**What to work on**: Look through the data below and report how many lines include "title". Only the number should be given.

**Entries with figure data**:

****************

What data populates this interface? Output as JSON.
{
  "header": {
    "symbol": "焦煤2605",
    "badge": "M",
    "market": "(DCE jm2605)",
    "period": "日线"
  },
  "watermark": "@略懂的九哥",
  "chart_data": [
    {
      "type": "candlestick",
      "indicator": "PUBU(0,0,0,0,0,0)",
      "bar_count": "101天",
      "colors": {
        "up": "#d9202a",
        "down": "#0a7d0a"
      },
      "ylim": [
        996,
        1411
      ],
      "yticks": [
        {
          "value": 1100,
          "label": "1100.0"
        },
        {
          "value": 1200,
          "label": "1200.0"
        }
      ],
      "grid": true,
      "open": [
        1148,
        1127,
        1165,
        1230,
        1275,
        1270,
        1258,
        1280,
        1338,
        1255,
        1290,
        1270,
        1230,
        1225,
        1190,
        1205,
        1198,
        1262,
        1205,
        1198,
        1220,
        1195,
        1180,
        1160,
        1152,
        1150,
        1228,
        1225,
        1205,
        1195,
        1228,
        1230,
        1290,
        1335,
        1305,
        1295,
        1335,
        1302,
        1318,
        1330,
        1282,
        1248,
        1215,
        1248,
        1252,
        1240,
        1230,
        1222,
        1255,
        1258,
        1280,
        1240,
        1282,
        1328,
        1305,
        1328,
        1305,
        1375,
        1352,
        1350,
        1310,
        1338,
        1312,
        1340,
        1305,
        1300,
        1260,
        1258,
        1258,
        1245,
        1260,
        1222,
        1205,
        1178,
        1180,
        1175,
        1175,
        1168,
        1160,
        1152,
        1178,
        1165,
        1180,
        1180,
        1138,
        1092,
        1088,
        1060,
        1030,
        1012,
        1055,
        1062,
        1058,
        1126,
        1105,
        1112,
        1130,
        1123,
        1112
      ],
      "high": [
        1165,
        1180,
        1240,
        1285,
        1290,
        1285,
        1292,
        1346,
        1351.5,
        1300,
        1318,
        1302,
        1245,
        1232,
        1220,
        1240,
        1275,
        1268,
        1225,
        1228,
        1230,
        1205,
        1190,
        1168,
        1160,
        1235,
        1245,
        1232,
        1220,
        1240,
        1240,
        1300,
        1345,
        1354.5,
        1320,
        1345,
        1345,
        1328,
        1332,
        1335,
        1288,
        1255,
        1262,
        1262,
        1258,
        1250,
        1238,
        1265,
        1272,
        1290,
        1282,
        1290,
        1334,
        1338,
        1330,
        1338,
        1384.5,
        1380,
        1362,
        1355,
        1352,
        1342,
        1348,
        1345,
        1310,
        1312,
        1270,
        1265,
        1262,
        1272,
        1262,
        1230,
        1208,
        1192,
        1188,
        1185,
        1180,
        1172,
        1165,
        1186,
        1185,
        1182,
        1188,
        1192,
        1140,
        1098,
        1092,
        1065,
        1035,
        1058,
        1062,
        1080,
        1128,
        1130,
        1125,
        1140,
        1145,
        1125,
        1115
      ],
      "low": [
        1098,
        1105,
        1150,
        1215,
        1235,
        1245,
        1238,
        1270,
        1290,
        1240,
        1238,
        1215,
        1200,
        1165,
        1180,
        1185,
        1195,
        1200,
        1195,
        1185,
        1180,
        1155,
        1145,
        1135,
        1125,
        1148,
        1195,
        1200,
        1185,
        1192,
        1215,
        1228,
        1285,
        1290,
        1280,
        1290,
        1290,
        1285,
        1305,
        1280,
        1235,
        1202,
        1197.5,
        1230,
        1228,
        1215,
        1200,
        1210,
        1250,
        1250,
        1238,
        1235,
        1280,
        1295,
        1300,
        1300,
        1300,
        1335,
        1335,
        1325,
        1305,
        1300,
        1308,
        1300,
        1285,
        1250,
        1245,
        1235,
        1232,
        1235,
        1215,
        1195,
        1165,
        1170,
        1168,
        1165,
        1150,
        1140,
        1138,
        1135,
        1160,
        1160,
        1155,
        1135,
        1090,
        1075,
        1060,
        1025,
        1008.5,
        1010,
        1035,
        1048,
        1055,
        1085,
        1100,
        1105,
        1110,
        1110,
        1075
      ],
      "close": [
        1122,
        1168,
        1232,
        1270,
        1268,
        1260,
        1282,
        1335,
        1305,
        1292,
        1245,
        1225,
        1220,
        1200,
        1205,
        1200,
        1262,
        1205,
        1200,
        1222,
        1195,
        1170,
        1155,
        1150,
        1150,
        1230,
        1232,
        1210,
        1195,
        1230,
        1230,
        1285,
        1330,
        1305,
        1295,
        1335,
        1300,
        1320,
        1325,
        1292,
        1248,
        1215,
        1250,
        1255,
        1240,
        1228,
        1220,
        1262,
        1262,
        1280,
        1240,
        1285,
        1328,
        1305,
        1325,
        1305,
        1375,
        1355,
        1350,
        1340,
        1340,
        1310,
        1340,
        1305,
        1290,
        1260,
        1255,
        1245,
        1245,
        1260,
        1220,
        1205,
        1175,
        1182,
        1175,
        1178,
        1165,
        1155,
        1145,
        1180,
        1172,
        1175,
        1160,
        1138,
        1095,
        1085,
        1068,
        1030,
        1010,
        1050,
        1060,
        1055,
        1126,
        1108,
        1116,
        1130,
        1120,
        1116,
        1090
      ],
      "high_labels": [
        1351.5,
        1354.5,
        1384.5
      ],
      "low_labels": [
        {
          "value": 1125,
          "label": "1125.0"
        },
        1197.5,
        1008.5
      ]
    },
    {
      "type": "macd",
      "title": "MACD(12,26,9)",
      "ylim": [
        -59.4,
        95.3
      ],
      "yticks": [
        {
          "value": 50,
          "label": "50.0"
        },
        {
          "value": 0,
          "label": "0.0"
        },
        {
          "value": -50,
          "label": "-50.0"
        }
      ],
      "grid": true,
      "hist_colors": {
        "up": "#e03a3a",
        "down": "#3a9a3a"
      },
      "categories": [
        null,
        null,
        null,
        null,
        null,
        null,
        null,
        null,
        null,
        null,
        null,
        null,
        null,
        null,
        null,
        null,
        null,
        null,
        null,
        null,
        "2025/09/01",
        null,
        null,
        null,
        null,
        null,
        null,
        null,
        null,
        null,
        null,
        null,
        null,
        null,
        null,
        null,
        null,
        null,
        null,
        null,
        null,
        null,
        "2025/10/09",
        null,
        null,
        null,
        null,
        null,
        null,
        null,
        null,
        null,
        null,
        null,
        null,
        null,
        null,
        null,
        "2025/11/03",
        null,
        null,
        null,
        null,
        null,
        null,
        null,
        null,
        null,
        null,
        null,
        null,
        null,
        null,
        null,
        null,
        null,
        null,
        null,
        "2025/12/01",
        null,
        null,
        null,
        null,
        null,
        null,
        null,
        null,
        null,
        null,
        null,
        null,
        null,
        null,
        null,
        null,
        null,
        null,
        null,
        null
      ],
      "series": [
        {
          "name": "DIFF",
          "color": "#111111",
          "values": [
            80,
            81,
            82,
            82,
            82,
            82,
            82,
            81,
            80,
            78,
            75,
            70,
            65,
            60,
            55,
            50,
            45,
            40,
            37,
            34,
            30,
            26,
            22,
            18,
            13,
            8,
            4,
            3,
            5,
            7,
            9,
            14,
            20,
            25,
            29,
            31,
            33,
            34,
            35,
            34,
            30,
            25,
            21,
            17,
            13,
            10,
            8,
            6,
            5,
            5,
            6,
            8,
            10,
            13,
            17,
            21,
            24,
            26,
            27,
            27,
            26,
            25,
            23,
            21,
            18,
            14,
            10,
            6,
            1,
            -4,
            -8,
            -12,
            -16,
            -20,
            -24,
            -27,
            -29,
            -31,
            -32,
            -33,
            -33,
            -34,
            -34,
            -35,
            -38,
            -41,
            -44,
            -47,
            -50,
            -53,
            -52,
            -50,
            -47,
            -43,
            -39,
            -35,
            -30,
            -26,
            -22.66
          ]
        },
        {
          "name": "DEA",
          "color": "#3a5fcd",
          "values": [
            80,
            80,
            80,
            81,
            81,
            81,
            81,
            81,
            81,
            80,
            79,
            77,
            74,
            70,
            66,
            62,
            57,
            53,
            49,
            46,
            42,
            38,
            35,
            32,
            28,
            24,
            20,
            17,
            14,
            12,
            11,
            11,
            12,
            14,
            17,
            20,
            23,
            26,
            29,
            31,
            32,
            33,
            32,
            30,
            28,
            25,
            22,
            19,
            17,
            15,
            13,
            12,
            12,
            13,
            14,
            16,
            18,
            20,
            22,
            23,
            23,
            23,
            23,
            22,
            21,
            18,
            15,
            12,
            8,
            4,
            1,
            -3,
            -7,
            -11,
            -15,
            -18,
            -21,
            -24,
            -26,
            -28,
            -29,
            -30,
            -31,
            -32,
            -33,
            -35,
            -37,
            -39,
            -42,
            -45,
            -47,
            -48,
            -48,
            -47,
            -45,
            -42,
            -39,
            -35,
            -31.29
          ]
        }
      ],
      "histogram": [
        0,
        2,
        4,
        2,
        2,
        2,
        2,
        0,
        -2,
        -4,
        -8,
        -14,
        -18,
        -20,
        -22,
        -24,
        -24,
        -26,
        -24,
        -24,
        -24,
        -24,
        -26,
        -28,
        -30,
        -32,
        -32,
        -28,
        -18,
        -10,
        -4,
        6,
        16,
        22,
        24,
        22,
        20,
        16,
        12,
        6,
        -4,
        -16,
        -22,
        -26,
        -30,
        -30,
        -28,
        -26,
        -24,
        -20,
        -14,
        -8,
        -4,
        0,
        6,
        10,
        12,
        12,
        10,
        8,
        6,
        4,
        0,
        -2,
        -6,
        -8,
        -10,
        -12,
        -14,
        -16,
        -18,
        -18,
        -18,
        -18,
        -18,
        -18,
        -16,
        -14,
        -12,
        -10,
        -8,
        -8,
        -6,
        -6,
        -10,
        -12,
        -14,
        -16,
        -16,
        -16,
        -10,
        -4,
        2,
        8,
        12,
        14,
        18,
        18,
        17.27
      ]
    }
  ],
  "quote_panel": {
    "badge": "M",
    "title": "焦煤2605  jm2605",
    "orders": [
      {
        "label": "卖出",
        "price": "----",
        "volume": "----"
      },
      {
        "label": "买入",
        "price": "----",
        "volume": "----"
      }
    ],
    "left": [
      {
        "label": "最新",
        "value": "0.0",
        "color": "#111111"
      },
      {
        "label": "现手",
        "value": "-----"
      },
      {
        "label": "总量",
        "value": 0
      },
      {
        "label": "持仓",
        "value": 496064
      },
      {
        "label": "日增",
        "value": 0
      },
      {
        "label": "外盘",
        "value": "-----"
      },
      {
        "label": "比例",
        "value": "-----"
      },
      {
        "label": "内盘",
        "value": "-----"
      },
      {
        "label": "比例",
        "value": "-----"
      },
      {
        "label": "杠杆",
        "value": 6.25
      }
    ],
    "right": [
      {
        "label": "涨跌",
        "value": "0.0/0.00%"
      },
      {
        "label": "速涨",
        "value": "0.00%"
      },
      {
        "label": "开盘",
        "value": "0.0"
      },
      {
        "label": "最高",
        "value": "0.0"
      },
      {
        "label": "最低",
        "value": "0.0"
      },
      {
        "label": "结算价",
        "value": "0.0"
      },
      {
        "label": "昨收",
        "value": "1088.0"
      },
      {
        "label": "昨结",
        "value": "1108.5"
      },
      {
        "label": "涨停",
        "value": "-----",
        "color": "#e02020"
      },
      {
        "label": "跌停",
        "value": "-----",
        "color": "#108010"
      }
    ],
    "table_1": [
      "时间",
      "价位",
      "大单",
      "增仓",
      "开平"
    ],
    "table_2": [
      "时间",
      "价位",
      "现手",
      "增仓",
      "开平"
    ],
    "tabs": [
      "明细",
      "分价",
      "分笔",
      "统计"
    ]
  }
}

****************

**Task solution**: 2